[Stored items]
+ + +
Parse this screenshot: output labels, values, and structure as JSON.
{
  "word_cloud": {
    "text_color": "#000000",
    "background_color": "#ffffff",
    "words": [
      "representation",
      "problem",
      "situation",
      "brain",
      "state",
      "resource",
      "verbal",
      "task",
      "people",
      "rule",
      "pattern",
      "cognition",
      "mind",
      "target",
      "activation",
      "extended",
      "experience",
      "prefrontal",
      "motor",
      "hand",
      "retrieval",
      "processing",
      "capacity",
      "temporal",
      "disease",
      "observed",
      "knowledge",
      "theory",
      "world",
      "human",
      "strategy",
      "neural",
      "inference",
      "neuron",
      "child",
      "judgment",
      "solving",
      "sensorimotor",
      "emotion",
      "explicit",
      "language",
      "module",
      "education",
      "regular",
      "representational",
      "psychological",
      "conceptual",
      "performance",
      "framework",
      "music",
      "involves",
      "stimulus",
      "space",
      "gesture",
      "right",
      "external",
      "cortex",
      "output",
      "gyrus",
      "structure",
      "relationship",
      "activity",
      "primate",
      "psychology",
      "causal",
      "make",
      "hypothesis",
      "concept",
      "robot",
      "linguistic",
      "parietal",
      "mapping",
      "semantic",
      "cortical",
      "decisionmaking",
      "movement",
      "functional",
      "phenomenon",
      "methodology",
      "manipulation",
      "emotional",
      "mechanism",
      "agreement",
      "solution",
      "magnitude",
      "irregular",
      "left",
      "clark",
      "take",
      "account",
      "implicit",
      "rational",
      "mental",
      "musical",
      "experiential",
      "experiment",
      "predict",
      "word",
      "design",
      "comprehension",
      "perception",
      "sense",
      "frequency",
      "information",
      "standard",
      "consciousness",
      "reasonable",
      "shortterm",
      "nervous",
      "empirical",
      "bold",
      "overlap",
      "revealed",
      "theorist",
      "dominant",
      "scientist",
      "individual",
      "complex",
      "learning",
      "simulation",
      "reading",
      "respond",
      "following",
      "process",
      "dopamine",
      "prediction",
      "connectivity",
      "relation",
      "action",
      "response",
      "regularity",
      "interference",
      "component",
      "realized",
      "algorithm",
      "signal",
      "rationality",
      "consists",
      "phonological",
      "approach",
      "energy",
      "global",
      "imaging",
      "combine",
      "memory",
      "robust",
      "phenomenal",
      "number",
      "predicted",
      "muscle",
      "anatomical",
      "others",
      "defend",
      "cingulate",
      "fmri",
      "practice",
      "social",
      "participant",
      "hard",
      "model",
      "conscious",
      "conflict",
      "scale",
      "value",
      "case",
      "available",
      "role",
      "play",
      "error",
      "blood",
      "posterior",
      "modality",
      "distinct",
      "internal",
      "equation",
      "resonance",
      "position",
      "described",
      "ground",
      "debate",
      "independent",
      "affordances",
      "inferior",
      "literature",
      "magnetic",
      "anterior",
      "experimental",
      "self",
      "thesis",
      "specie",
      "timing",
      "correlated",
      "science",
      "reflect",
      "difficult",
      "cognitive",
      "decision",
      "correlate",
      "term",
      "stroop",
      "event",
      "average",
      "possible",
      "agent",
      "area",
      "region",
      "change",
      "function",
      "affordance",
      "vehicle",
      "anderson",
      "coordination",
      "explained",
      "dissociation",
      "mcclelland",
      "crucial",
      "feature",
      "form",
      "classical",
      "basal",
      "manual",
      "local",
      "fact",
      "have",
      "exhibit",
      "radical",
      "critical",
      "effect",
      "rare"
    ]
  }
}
+ + +
## WHAT THIS TASK INVOLVES:
Retype the records above exactly.

## OUTPUT OF THE EXERCISE:
Parse this screenshot: output labels, values, and structure as JSON.
{
  "word_cloud": {
    "text_color": "#000000",
    "background_color": "#ffffff",
    "words": [
      "representation",
      "problem",
      "situation",
      "brain",
      "state",
      "resource",
      "verbal",
      "task",
      "people",
      "rule",
      "pattern",
      "cognition",
      "mind",
      "target",
      "activation",
      "extended",
      "experience",
      "prefrontal",
      "motor",
      "hand",
      "retrieval",
      "processing",
      "capacity",
      "temporal",
      "disease",
      "observed",
      "knowledge",
      "theory",
      "world",
      "human",
      "strategy",
      "neural",
      "inference",
      "neuron",
      "child",
      "judgment",
      "solving",
      "sensorimotor",
      "emotion",
      "explicit",
      "language",
      "module",
      "education",
      "regular",
      "representational",
      "psychological",
      "conceptual",
      "performance",
      "framework",
      "music",
      "involves",
      "stimulus",
      "space",
      "gesture",
      "right",
      "external",
      "cortex",
      "output",
      "gyrus",
      "structure",
      "relationship",
      "activity",
      "primate",
      "psychology",
      "causal",
      "make",
      "hypothesis",
      "concept",
      "robot",
      "linguistic",
      "parietal",
      "mapping",
      "semantic",
      "cortical",
      "decisionmaking",
      "movement",
      "functional",
      "phenomenon",
      "methodology",
      "manipulation",
      "emotional",
      "mechanism",
      "agreement",
      "solution",
      "magnitude",
      "irregular",
      "left",
      "clark",
      "take",
      "account",
      "implicit",
      "rational",
      "mental",
      "musical",
      "experiential",
      "experiment",
      "predict",
      "word",
      "design",
      "comprehension",
      "perception",
      "sense",
      "frequency",
      "information",
      "standard",
      "consciousness",
      "reasonable",
      "shortterm",
      "nervous",
      "empirical",
      "bold",
      "overlap",
      "revealed",
      "theorist",
      "dominant",
      "scientist",
      "individual",
      "complex",
      "learning",
      "simulation",
      "reading",
      "respond",
      "following",
      "process",
      "dopamine",
      "prediction",
      "connectivity",
      "relation",
      "action",
      "response",
      "regularity",
      "interference",
      "component",
      "realized",
      "algorithm",
      "signal",
      "rationality",
      "consists",
      "phonological",
      "approach",
      "energy",
      "global",
      "imaging",
      "combine",
      "memory",
      "robust",
      "phenomenal",
      "number",
      "predicted",
      "muscle",
      "anatomical",
      "others",
      "defend",
      "cingulate",
      "fmri",
      "practice",
      "social",
      "participant",
      "hard",
      "model",
      "conscious",
      "conflict",
      "scale",
      "value",
      "case",
      "available",
      "role",
      "play",
      "error",
      "blood",
      "posterior",
      "modality",
      "distinct",
      "internal",
      "equation",
      "resonance",
      "position",
      "described",
      "ground",
      "debate",
      "independent",
      "affordances",
      "inferior",
      "literature",
      "magnetic",
      "anterior",
      "experimental",
      "self",
      "thesis",
      "specie",
      "timing",
      "correlated",
      "science",
      "reflect",
      "difficult",
      "cognitive",
      "decision",
      "correlate",
      "term",
      "stroop",
      "event",
      "average",
      "possible",
      "agent",
      "area",
      "region",
      "change",
      "function",
      "affordance",
      "vehicle",
      "anderson",
      "coordination",
      "explained",
      "dissociation",
      "mcclelland",
      "crucial",
      "feature",
      "form",
      "classical",
      "basal",
      "manual",
      "local",
      "fact",
      "have",
      "exhibit",
      "radical",
      "critical",
      "effect",
      "rare"
    ]
  }
}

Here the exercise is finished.